> _TASK_:
Return the listing in full and exactly, but without a single picture.
START RECORDED INFORMATION
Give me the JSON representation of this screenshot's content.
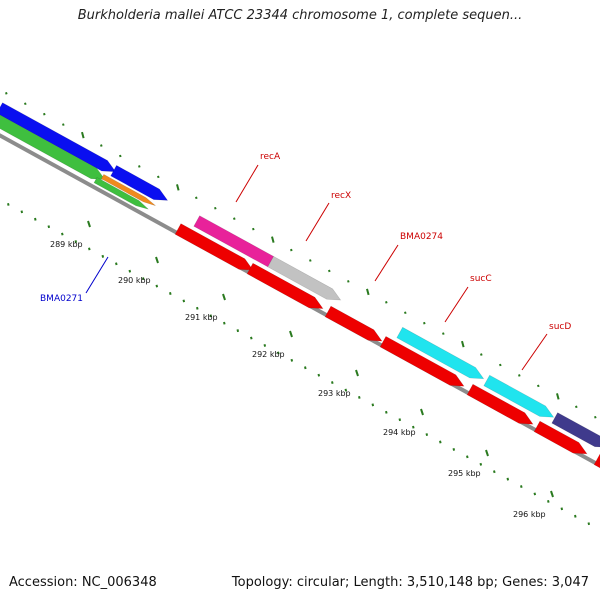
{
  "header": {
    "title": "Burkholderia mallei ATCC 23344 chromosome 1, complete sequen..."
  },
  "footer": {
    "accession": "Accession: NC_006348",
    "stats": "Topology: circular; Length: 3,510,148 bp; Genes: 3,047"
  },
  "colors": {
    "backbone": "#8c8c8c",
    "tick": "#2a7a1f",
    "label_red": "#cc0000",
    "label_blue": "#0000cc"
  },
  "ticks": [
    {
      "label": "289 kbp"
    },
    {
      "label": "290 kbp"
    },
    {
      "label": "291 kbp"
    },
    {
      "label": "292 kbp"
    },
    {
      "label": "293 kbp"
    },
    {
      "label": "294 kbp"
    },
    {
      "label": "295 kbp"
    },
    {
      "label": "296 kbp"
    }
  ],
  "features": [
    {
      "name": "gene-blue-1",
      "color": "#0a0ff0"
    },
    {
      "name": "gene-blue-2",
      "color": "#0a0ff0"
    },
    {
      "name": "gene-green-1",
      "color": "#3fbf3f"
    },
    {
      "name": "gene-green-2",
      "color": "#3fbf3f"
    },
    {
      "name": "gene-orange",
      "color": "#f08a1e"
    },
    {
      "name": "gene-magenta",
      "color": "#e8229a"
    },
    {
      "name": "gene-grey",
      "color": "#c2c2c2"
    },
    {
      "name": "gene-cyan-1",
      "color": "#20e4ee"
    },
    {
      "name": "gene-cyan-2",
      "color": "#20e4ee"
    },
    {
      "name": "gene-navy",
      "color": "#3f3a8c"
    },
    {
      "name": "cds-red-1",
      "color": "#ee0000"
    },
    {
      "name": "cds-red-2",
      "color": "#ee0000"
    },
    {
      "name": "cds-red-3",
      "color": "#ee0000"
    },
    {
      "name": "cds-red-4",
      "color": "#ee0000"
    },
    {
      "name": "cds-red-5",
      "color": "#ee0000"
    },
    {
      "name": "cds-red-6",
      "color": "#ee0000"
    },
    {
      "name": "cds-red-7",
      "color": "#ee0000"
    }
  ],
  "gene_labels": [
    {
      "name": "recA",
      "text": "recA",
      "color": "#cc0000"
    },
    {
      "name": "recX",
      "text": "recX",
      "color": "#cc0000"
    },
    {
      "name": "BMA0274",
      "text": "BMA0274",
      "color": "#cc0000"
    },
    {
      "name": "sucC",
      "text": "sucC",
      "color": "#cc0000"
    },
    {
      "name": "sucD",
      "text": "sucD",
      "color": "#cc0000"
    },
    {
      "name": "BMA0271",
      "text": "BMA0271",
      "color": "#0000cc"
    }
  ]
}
END RECORDED INFORMATION
> _RESULT OF THE EXERCISE_:
Give me the JSON representation of this screenshot's content.
{
  "header": {
    "title": "Burkholderia mallei ATCC 23344 chromosome 1, complete sequen..."
  },
  "footer": {
    "accession": "Accession: NC_006348",
    "stats": "Topology: circular; Length: 3,510,148 bp; Genes: 3,047"
  },
  "colors": {
    "backbone": "#8c8c8c",
    "tick": "#2a7a1f",
    "label_red": "#cc0000",
    "label_blue": "#0000cc"
  },
  "ticks": [
    {
      "label": "289 kbp"
    },
    {
      "label": "290 kbp"
    },
    {
      "label": "291 kbp"
    },
    {
      "label": "292 kbp"
    },
    {
      "label": "293 kbp"
    },
    {
      "label": "294 kbp"
    },
    {
      "label": "295 kbp"
    },
    {
      "label": "296 kbp"
    }
  ],
  "features": [
    {
      "name": "gene-blue-1",
      "color": "#0a0ff0"
    },
    {
      "name": "gene-blue-2",
      "color": "#0a0ff0"
    },
    {
      "name": "gene-green-1",
      "color": "#3fbf3f"
    },
    {
      "name": "gene-green-2",
      "color": "#3fbf3f"
    },
    {
      "name": "gene-orange",
      "color": "#f08a1e"
    },
    {
      "name": "gene-magenta",
      "color": "#e8229a"
    },
    {
      "name": "gene-grey",
      "color": "#c2c2c2"
    },
    {
      "name": "gene-cyan-1",
      "color": "#20e4ee"
    },
    {
      "name": "gene-cyan-2",
      "color": "#20e4ee"
    },
    {
      "name": "gene-navy",
      "color": "#3f3a8c"
    },
    {
      "name": "cds-red-1",
      "color": "#ee0000"
    },
    {
      "name": "cds-red-2",
      "color": "#ee0000"
    },
    {
      "name": "cds-red-3",
      "color": "#ee0000"
    },
    {
      "name": "cds-red-4",
      "color": "#ee0000"
    },
    {
      "name": "cds-red-5",
      "color": "#ee0000"
    },
    {
      "name": "cds-red-6",
      "color": "#ee0000"
    },
    {
      "name": "cds-red-7",
      "color": "#ee0000"
    }
  ],
  "gene_labels": [
    {
      "name": "recA",
      "text": "recA",
      "color": "#cc0000"
    },
    {
      "name": "recX",
      "text": "recX",
      "color": "#cc0000"
    },
    {
      "name": "BMA0274",
      "text": "BMA0274",
      "color": "#cc0000"
    },
    {
      "name": "sucC",
      "text": "sucC",
      "color": "#cc0000"
    },
    {
      "name": "sucD",
      "text": "sucD",
      "color": "#cc0000"
    },
    {
      "name": "BMA0271",
      "text": "BMA0271",
      "color": "#0000cc"
    }
  ]
}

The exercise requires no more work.